== Extrait du document ==

Des conclusions qui alimentent la recherche

Son étude contribue à alimenter :

    • le courant intégratif de la RSE, qui incite les entreprises à s’en saisir en tentant de transférer leur attention de l’économique vers le social et/ou l’environnemental
    le champ de recherche consacré aux micro-fondations de la RSE, autrement dit à l’analyse du comportement d’agents, ici les entreprises, pour concevoir une théorie économique globale du système constitué par l’ensemble de ces agents

Des conclusions utiles aux dirigeants souhaitant intégrer la RSE à leur entreprise

D’un point de vue pratique, cette recherche peut aider les dirigeants à comprendre les conditions institutionnelles et les caractéristiques plus personnelles leur permettant d’intégrer simultanément les objectifs de la RSE.

===
== Données fournies ==

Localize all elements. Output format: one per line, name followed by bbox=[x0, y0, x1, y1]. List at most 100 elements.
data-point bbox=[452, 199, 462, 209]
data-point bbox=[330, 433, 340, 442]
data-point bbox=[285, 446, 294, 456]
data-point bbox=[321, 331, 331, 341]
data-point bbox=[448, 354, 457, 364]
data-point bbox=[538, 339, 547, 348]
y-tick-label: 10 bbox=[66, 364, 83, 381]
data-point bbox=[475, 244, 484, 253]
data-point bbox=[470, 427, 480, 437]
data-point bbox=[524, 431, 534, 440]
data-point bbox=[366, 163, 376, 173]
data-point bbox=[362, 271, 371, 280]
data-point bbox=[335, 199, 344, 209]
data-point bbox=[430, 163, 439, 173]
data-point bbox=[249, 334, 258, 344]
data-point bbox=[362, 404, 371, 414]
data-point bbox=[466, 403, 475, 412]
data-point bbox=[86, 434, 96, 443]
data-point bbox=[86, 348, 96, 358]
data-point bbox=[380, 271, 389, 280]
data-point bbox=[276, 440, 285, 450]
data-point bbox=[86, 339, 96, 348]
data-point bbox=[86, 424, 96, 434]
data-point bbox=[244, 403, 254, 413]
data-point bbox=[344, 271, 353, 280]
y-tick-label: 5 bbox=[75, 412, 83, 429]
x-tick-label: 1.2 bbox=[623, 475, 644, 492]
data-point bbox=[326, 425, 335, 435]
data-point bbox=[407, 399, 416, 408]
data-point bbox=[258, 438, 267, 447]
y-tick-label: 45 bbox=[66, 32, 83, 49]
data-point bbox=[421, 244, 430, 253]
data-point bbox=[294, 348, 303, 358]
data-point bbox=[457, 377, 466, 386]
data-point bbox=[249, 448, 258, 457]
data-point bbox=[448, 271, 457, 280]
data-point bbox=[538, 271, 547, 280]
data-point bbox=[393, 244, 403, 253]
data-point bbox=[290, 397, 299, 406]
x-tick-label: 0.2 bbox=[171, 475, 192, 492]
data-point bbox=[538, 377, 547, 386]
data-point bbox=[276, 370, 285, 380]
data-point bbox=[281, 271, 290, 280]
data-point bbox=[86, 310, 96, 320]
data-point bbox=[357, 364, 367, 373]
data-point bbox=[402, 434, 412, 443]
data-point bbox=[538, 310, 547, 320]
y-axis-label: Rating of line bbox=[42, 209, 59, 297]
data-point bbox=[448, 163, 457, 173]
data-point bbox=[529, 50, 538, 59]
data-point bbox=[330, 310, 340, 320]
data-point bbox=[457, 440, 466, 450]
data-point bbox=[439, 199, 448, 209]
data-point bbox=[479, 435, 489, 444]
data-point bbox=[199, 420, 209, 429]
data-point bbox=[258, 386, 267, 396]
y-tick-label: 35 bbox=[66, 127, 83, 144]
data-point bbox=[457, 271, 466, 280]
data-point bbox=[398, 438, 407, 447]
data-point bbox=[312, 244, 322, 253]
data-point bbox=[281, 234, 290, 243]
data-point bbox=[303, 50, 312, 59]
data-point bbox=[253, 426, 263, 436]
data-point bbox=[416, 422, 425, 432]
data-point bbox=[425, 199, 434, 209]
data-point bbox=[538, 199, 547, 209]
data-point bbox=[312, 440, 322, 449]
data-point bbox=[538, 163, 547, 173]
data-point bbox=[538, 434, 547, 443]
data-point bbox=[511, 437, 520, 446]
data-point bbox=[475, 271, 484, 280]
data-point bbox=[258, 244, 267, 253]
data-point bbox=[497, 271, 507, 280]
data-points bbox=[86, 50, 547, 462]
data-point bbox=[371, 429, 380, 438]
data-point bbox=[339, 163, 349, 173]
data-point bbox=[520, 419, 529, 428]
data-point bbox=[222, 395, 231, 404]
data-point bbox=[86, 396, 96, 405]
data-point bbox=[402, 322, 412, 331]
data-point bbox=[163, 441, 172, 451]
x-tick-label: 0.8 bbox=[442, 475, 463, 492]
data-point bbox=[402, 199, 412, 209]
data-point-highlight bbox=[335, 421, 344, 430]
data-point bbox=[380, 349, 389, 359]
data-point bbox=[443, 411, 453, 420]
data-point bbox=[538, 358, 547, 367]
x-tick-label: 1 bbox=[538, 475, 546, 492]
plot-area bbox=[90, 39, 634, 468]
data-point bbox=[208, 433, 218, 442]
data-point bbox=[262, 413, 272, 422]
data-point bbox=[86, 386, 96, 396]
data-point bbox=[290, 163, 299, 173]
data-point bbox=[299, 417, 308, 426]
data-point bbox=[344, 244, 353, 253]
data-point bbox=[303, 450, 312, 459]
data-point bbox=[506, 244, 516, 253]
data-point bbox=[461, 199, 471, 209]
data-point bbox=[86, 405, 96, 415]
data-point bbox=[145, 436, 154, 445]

===

■ Consignes ■
- 1) D'après le passage sur la RSE, à qui cette recherche peut-elle servir d'un point de vue pratique ?
- 2) Veuillez indiquer si chacune des affirmations suivantes concorde avec le passage sur la RSE : (a) le courant intégratif incite les entreprises à déplacer leur attention du social vers l'économique ; (b) dans le champ des micro-fondations, les agents étudiés sont les entreprises ; (c) la recherche aide les dirigeants à comprendre des conditions institutionnelles.
- 3) Poursuivez le passage sur la RSE après sa dernière phrase.

■ Réponses ■
- 1) Aux dirigeants souhaitant intégrer la RSE à leur entreprise.

- 2)
(a) Non : « de l’économique vers le social et/ou l’environnemental ».
(b) Oui : « ici les entreprises ».
(c) Oui : « les conditions institutionnelles et les caractéristiques plus personnelles ».

- 3)
En effet, Carole Bataillard montre que ce qui dote les acteurs de significations, connaissances et normes structurantes pour cette intégration repose sur la conjugaison de critères facilitants :

    • l’inscription du dirigeant dans une idéologie qui promeut la protection de la Nature et la protection des humains à travers l’alimentation (la santé du sol favorise la santé de l’écosystème mais aussi une alimentation saine et qualitative qui signifie elle-même la santé des humains)
    • l’appui sur des normes issues du cercle familial (mode de vie sain, alimentation naturelle)
    la connaissance de techniques durables (préservation du sol et des qualités nutritives, qualité naturelle des produits)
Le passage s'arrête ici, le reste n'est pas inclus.